Document section:
..........
That is exactly my expectation - I'd guess an update to Bylaw 13 in the next week (May 1 is next Wed after all).


----------



## Dos Equis

From what coaches have told me (both club and college), the goal/intent is to prevent all direct and indirect communication regarding a specific player's recruitment until the 6/15 date after their sophomore year.  That would include talking to representatives of the player (coaches, parents, etc.).  The primary goal of the changes they have made in the last two years is to get to a point where there are no verbal commitments until that date.  

Perhaps my information is wrong, perhaps the language of the rules will not produce this result, and likely some coaches and parents will try to game whatever system is put in place.  All cynicism aside, there are honest college coaches out there, and given this is their livelihood, I would look to them for guidance going forward.    

As for camps and showcases, this may make them more relevant for freshmen and sophomores, if indeed other lines of communications are cut off.  In my experience, many top schools already have their list of the freshman they are looking at before their spring camps, and unless you already had lines of communication open, impressing at a camp or showcase "unannounced" was more of an exception than an option.  But that remains to be seen.


----------



## Glen

MakeAPlay said:


> Players can still reach out to coaches, FYI.  The coaches aren’t able to reach out.  Each time they have changed the rule on this within the last decade the net result is to allow earlier contact each time.


Doesn't the new rule specifically say that it doesn't matter who initiates the communication - the communication is prohibited?  Maybe the new rules still allow the kid to send an email to the coach, but the coach cannot respond based on the existing no contact rules applicable to electronic communications.
..........
Raw data:
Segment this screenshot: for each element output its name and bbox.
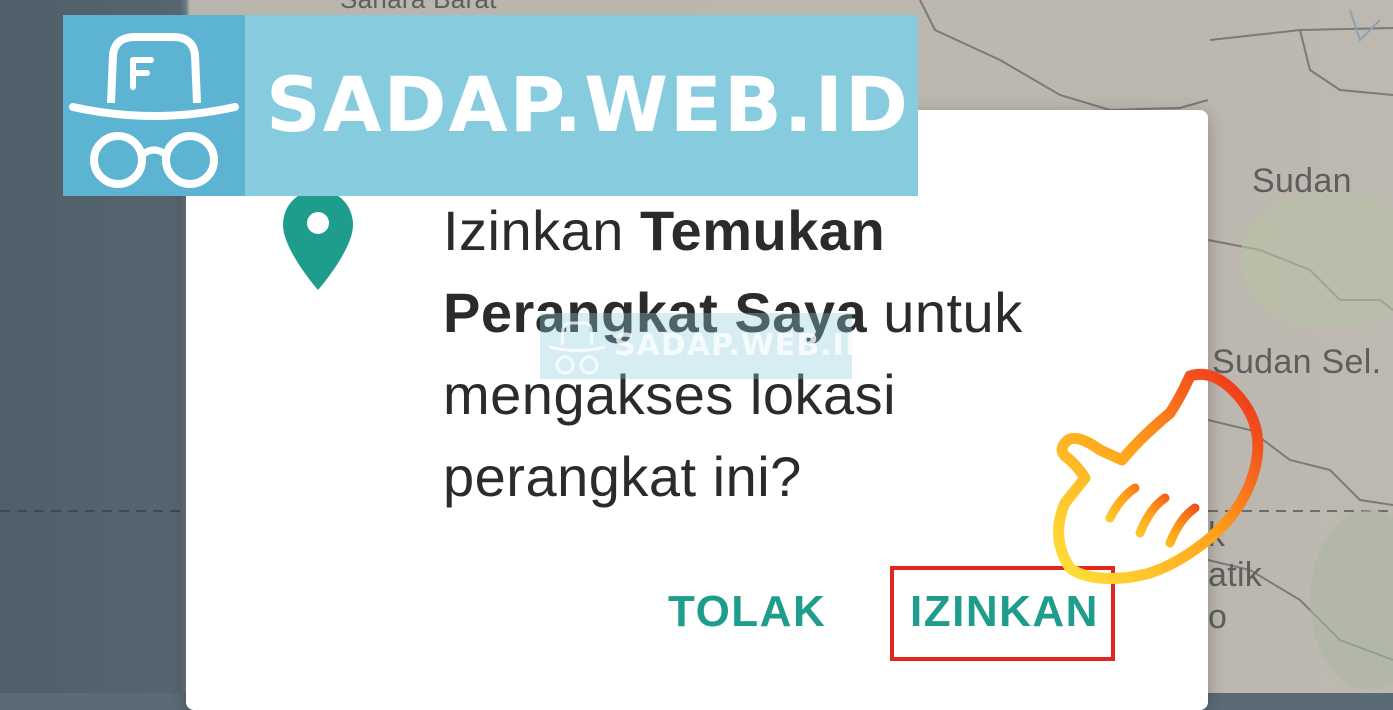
watermark-brand-text: SADAP.WEB.ID xyxy=(266,60,910,149)
spy-hat-glasses-small-icon xyxy=(548,321,606,375)
pointing-hand-icon xyxy=(1053,368,1264,584)
map-label-sudan: Sudan xyxy=(1252,162,1352,200)
spy-hat-glasses-icon xyxy=(69,33,239,188)
map-label-partial-o: o xyxy=(1208,598,1228,636)
message-prefix: Izinkan xyxy=(443,199,640,262)
location-pin-icon xyxy=(283,190,353,290)
map-label-sahara: Sahara Barat xyxy=(340,0,497,15)
watermark-banner: SADAP.WEB.ID xyxy=(63,15,918,196)
center-watermark-text: SADAP.WEB.ID xyxy=(614,328,871,363)
watermark-icon-box xyxy=(63,15,245,196)
deny-button[interactable]: TOLAK xyxy=(668,587,826,637)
..........
Aim A: In the forum thread on recruiting rules, reproduce the passage between "Perhaps my information" and "to be seen.", inclusive, substituting "career" for "livelihood".
Aim B: Continue the forum thread on recruiting rules from its final sentence.

Task response A:
Perhaps my information is wrong, perhaps the language of the rules will not produce this result, and likely some coaches and parents will try to game whatever system is put in place.  All cynicism aside, there are honest college coaches out there, and given this is their career, I would look to them for guidance going forward.    

As for camps and showcases, this may make them more relevant for freshmen and sophomores, if indeed other lines of communications are cut off.  In my experience, many top schools already have their list of the freshman they are looking at before their spring camps, and unless you already had lines of communication open, impressing at a camp or showcase "unannounced" was more of an exception than an option.  But that remains to be seen.

Task response B:
Here is one of the specific rule changes:

*13.1.3.2.3 Telephone Calls From an Individual -- Sports Other than Baseball, Basketball, Football and Men's Ice Hockey.*  In sports other than baseball, basketball, football and men's ice hockey, a_n institutional staff member may not receive telephone calls from an individual (or his or her family members) before June 15 _at the conclusion of his or her sophomore year in high school.


----------



## dk_b

I am not sure if the release (http://www.ncaa.org/about/resources/media-center/news/di-council-adopts-rules-curb-early-recruiting) did not have the chart at the bottom or if I just missed it previously.  I think this is a really helpful summary and seems to suggest NO COMMUNICATION AT ALL before June 15 after Soph year (I've re-formatted because I can't get it to paste w/column titles):

*Sport*:  All Other Sports
*Correspondence/Private Messages*: 6/15 after sophomore year
*Incoming Telephone Calls*: 6/15 after sophomore year
*Outgoing Telephone Calls*: 6/15 after sophomore year
*Unofficial Visits*:  8/1 before junior year
*Official Visits*:  8/1 before junior year
*Off-campus Contact*:  8/1 before junior year
*Verbal Offer*:  Not legislated.  6/15 after sophomore year is first recruiting interaction

This last one is interesting - it is NOT saying no verbals but it is saying, "be real everyone . . . you can't have a verbal before 6/15 of sophomore year if that is the first recruiting interaction".  That also suggests that routing communication through the club coach is not permitted though I think it is somewhat ambiguous.


----------



## End of the Line

dk_b said:


> I am not sure if the release (http://www.ncaa.org/about/resources/media-center/news/di-council-adopts-rules-curb-early-recruiting) did not have the chart at the bottom or if I just missed it previously.  I think this is a really helpful summary and seems to suggest NO COMMUNICATION AT ALL before June 15 after Soph year (I've re-formatted because I can't get it to paste w/column titles):
> 
> *Sport*:  All Other Sports
> *Correspondence/Private Messages*: 6/15 after sophomore year
> *Incoming Telephone Calls*: 6/15 after sophomore year
> *Outgoing Telephone Calls*: 6/15 after sophomore year
> *Unofficial Visits*:  8/1 before junior year
> *Official Visits*:  8/1 before junior year
> *Off-campus Contact*:  8/1 before junior year
> *Verbal Offer*:  Not legislated.  6/15 after sophomore year is first recruiting interaction
> 
> This last one is interesting - it is NOT saying no verbals but it is saying, "be real everyone . . . you can't have a verbal before 6/15 of sophomore year if that is the first recruiting interaction".  That also suggests that routing communication through the club coach is not permitted though I think it is somewhat ambiguous.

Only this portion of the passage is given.